- _What you need to do_: Could you rewrite the data below with every "axis-tick-label" changed to "x-tick-label" and everything else left as it is, omitting the pictures?
══════════
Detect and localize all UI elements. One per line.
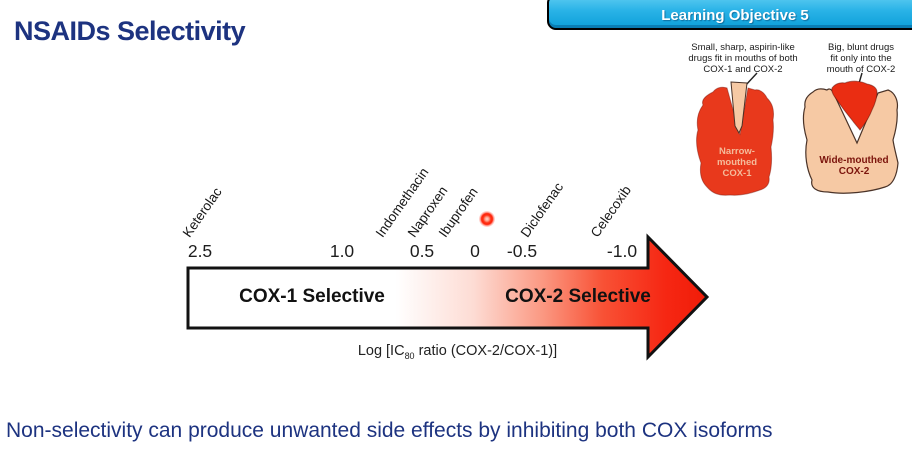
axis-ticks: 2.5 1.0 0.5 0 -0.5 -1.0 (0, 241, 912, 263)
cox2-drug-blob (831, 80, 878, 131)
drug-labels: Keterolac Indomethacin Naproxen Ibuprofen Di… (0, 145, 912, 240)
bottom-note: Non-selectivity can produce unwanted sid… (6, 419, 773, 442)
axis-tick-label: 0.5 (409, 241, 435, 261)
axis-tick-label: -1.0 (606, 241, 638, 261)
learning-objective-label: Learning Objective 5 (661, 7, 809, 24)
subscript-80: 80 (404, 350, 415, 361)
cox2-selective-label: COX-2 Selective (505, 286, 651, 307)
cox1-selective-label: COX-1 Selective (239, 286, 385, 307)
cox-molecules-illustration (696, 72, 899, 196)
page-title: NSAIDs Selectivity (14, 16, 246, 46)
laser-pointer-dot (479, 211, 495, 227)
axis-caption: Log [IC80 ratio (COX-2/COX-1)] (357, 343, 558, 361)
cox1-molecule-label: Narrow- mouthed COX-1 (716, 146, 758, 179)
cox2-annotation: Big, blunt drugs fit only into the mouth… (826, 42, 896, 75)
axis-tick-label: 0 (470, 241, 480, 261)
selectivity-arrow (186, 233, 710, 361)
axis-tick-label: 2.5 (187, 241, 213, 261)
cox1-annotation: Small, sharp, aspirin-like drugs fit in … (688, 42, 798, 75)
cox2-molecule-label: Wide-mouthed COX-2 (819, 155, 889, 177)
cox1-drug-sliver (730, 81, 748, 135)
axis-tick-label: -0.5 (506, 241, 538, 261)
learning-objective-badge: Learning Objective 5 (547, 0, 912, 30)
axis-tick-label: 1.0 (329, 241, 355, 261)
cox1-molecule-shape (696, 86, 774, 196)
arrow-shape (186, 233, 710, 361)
══════════
- _Output_:
Detect and localize all UI elements. One per line.
axis-ticks: 2.5 1.0 0.5 0 -0.5 -1.0 (0, 241, 912, 263)
cox2-drug-blob (831, 80, 878, 131)
drug-labels: Keterolac Indomethacin Naproxen Ibuprofen Di… (0, 145, 912, 240)
bottom-note: Non-selectivity can produce unwanted sid… (6, 419, 773, 442)
x-tick-label: 0.5 (409, 241, 435, 261)
x-tick-label: -1.0 (606, 241, 638, 261)
learning-objective-label: Learning Objective 5 (661, 7, 809, 24)
subscript-80: 80 (404, 350, 415, 361)
cox2-selective-label: COX-2 Selective (505, 286, 651, 307)
cox1-selective-label: COX-1 Selective (239, 286, 385, 307)
cox-molecules-illustration (696, 72, 899, 196)
page-title: NSAIDs Selectivity (14, 16, 246, 46)
laser-pointer-dot (479, 211, 495, 227)
axis-caption: Log [IC80 ratio (COX-2/COX-1)] (357, 343, 558, 361)
cox1-molecule-label: Narrow- mouthed COX-1 (716, 146, 758, 179)
cox2-annotation: Big, blunt drugs fit only into the mouth… (826, 42, 896, 75)
x-tick-label: 0 (470, 241, 480, 261)
selectivity-arrow (186, 233, 710, 361)
x-tick-label: 2.5 (187, 241, 213, 261)
cox1-annotation: Small, sharp, aspirin-like drugs fit in … (688, 42, 798, 75)
cox2-molecule-label: Wide-mouthed COX-2 (819, 155, 889, 177)
cox1-drug-sliver (730, 81, 748, 135)
x-tick-label: -0.5 (506, 241, 538, 261)
learning-objective-badge: Learning Objective 5 (547, 0, 912, 30)
x-tick-label: 1.0 (329, 241, 355, 261)
cox1-molecule-shape (696, 86, 774, 196)
arrow-shape (186, 233, 710, 361)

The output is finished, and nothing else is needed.